__Exercise instructions__. How many lines of the entries below include the word "Collaborateur"? Answer with the number alone.

__Material provided__.
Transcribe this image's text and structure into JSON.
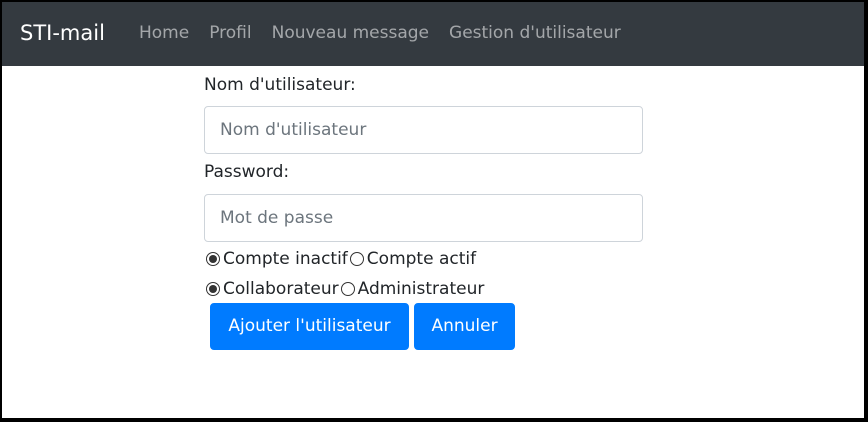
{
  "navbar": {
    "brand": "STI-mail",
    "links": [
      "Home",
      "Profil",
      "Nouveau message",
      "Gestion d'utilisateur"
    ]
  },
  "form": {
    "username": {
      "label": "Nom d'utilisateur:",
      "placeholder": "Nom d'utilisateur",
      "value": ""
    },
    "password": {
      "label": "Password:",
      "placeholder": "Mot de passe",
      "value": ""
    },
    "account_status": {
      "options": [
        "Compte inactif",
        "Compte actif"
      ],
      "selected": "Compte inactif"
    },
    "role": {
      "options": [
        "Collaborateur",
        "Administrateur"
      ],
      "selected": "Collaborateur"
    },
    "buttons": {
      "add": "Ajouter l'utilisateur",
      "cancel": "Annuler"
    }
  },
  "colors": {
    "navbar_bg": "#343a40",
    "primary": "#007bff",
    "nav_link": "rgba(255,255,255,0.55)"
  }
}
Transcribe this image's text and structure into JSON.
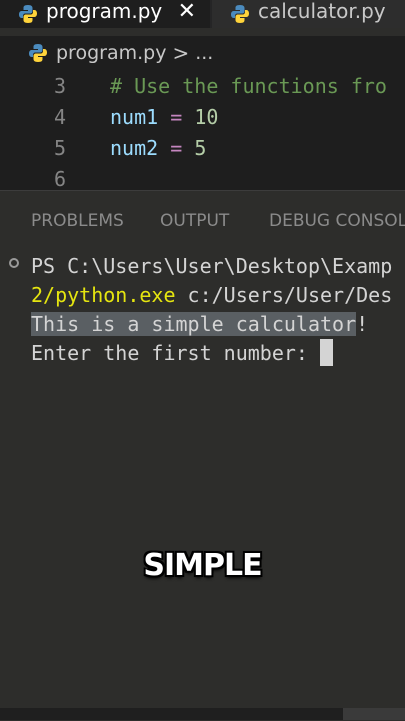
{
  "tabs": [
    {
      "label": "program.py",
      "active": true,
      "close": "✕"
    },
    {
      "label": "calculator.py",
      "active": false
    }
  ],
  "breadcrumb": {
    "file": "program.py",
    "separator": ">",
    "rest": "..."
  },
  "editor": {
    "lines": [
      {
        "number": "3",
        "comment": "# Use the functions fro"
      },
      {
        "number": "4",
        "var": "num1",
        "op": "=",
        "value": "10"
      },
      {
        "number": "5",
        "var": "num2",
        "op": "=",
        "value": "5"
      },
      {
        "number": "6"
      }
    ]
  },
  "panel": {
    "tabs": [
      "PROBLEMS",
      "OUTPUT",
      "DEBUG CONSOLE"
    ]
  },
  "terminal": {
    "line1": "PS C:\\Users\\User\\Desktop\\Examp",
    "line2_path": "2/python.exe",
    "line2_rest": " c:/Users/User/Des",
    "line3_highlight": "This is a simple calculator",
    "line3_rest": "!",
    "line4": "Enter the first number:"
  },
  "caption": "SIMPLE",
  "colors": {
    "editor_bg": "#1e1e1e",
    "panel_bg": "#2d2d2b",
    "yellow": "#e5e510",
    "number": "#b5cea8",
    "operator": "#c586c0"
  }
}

---

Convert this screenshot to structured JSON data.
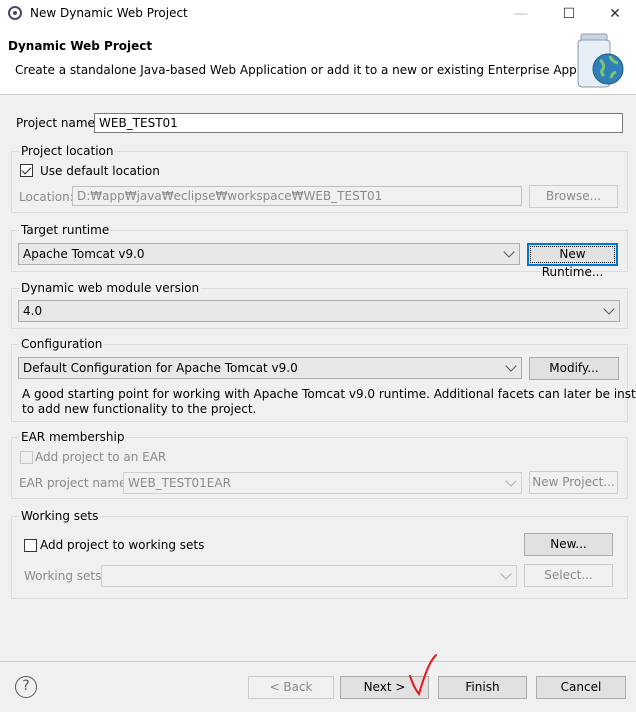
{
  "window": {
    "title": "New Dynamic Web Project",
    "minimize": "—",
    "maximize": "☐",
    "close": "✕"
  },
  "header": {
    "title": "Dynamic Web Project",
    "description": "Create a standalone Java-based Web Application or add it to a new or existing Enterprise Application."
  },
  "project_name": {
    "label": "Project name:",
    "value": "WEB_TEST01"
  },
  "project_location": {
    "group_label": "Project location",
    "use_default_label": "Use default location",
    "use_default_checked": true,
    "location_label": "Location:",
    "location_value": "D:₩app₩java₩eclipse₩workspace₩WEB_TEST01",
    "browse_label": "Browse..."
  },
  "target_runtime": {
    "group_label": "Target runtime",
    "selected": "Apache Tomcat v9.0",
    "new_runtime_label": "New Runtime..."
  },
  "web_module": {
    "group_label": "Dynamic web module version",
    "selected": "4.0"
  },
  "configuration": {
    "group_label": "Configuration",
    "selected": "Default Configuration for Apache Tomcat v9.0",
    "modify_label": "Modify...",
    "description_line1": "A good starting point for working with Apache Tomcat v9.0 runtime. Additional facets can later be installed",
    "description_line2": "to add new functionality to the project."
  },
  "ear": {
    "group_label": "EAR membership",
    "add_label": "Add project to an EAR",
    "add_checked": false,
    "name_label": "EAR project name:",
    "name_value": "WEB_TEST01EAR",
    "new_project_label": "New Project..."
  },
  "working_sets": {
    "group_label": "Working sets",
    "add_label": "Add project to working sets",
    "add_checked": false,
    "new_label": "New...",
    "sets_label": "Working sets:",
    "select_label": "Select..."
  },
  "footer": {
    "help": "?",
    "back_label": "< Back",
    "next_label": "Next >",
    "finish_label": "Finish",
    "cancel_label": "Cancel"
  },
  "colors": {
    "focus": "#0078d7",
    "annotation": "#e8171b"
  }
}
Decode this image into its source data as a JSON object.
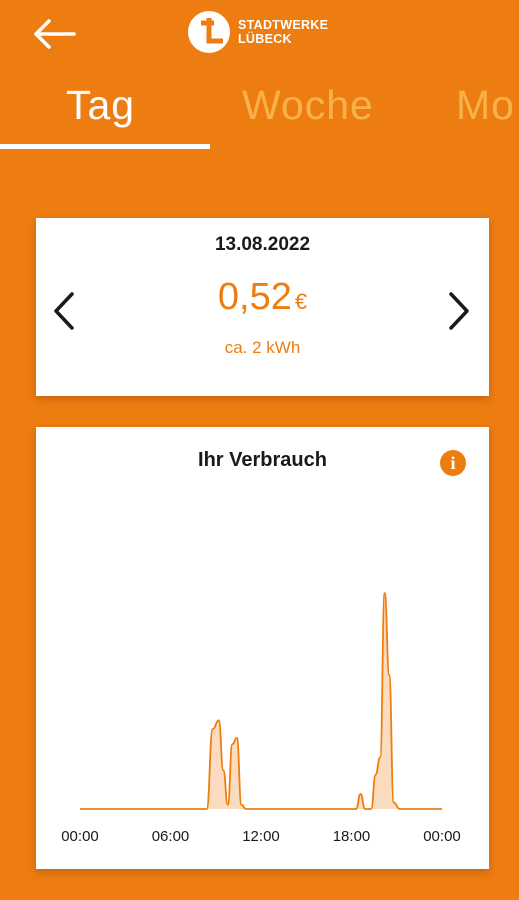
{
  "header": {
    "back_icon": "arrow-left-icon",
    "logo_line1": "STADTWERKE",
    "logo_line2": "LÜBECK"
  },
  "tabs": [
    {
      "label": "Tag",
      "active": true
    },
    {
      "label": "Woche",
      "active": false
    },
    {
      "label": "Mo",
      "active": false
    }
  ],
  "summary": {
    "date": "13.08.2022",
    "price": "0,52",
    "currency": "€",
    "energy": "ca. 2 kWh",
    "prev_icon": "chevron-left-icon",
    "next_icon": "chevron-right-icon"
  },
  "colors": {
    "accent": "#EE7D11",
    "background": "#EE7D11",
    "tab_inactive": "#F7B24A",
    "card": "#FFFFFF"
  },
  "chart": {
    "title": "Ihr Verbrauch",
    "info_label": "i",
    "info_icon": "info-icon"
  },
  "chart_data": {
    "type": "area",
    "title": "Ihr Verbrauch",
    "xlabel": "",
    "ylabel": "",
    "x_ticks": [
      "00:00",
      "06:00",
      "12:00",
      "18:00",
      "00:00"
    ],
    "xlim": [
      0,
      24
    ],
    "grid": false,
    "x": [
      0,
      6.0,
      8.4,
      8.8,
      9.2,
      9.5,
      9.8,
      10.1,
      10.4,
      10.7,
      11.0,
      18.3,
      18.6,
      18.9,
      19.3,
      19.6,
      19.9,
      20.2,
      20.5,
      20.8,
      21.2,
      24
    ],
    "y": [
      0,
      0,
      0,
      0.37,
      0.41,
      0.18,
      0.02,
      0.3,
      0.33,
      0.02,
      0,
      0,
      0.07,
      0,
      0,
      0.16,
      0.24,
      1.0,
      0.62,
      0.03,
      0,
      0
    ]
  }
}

__Result for this exercise__. 2